■ Given exercise:
Every line below that contains "this" is to be copied.

Data listing:
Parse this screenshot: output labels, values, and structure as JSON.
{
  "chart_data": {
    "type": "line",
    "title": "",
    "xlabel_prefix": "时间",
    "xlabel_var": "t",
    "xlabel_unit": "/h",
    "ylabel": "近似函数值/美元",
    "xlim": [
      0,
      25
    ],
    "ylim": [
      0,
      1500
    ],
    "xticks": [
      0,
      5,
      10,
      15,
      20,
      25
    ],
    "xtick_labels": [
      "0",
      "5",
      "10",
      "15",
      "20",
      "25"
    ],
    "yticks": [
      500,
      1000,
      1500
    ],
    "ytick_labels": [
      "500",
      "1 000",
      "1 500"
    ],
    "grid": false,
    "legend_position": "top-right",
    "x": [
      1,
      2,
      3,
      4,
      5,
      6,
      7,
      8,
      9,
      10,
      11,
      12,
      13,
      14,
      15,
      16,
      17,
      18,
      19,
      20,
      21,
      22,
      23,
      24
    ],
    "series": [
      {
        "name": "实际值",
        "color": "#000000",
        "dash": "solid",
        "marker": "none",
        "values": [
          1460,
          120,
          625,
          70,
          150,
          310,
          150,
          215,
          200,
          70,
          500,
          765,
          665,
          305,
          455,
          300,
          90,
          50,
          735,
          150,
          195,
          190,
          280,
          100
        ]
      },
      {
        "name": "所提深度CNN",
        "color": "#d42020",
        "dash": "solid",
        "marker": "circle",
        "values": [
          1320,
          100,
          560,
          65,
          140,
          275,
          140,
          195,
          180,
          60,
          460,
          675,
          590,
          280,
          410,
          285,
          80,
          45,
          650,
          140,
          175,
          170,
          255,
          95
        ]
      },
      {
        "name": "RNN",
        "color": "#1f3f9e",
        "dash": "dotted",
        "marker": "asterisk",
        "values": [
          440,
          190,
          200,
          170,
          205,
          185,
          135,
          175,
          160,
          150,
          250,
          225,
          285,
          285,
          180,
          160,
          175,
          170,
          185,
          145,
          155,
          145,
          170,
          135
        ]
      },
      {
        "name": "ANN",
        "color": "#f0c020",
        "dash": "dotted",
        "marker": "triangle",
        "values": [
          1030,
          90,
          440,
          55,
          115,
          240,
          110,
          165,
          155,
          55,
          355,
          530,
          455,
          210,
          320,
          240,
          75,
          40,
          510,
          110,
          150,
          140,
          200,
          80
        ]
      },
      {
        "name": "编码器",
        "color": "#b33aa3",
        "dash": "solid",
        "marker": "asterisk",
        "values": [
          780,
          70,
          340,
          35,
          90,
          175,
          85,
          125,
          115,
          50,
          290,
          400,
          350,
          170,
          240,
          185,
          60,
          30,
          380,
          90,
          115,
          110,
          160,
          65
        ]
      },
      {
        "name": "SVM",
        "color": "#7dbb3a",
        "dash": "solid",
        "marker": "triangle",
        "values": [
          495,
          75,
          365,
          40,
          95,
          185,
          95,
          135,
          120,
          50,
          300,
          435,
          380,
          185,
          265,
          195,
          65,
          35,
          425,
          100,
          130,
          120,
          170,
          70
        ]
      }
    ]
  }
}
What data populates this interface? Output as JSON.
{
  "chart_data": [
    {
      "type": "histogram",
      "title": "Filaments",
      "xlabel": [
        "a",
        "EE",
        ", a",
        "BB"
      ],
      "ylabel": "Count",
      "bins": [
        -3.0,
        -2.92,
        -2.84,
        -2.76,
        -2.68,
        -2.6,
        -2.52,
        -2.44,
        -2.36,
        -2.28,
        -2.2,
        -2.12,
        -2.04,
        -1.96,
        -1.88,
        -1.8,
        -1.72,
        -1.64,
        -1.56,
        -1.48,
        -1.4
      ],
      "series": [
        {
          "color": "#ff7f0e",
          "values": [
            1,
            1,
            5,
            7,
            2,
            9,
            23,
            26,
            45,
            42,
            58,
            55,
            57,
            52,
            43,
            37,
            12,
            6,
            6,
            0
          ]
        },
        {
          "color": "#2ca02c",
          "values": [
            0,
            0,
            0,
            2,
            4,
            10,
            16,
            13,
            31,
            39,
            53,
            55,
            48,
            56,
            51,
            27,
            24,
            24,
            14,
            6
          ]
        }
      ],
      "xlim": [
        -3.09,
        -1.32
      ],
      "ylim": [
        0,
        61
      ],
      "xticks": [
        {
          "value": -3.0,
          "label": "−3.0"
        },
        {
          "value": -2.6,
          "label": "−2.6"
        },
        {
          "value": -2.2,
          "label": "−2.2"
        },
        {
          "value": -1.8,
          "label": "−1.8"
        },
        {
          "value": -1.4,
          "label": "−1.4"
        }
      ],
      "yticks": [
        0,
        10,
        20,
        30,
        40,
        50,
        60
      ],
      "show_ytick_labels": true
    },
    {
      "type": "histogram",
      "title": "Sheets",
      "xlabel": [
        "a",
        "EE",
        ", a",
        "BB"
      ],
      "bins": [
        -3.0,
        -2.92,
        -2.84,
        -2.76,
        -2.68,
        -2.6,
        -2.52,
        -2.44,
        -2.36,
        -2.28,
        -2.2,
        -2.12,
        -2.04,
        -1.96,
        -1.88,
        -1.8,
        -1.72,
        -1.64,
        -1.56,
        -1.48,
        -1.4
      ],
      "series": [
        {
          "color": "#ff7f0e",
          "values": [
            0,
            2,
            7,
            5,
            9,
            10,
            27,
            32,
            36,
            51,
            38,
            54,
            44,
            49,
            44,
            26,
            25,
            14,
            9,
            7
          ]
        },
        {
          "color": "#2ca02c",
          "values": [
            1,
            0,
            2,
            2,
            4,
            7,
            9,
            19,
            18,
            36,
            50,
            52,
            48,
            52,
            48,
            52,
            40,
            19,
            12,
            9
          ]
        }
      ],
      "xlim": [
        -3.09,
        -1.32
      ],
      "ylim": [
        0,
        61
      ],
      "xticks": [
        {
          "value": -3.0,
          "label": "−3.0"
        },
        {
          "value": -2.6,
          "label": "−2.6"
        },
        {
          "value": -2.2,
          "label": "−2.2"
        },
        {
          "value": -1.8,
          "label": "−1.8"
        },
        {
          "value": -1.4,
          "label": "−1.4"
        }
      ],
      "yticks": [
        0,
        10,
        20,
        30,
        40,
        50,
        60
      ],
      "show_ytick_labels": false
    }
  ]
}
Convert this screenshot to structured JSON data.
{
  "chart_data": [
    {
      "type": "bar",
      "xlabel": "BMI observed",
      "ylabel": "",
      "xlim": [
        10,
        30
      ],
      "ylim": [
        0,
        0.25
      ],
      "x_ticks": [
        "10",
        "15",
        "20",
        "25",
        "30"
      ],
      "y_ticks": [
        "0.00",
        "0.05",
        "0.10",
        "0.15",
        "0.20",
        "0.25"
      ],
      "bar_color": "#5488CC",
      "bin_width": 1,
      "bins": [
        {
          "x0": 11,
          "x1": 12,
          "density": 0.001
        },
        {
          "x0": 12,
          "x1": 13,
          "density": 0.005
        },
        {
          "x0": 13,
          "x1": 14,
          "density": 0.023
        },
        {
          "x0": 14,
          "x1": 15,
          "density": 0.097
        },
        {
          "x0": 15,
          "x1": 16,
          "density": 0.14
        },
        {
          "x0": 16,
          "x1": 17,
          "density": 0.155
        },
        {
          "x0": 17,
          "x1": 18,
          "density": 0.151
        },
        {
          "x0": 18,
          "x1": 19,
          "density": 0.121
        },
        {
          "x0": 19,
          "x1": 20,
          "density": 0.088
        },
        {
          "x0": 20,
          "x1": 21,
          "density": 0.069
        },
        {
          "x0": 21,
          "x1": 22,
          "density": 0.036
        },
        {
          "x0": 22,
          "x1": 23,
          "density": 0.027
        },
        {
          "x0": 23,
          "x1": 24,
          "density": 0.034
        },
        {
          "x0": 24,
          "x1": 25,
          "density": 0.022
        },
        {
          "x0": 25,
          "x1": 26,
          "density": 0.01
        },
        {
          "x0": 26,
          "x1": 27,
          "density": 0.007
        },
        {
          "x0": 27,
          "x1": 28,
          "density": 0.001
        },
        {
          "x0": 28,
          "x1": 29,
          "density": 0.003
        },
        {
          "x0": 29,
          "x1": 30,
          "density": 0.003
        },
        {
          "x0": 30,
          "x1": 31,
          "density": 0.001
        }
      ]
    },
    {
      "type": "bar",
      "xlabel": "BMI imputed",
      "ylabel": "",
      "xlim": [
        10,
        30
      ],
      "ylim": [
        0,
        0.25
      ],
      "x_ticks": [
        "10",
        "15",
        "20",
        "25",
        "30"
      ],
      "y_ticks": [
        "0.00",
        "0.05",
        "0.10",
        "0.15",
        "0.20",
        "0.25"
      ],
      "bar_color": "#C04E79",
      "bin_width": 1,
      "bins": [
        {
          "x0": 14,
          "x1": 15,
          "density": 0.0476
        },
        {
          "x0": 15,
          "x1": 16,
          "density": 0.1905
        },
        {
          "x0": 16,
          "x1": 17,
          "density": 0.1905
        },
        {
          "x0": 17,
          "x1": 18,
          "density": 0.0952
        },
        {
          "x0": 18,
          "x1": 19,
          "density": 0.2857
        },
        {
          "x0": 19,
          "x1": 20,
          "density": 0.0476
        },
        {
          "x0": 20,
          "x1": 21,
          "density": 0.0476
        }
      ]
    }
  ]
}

■ Final answer:
Parse this screenshot: output labels, values, and structure as JSON.
What data populates this interface? Output as JSON.
Convert this screenshot to structured JSON data.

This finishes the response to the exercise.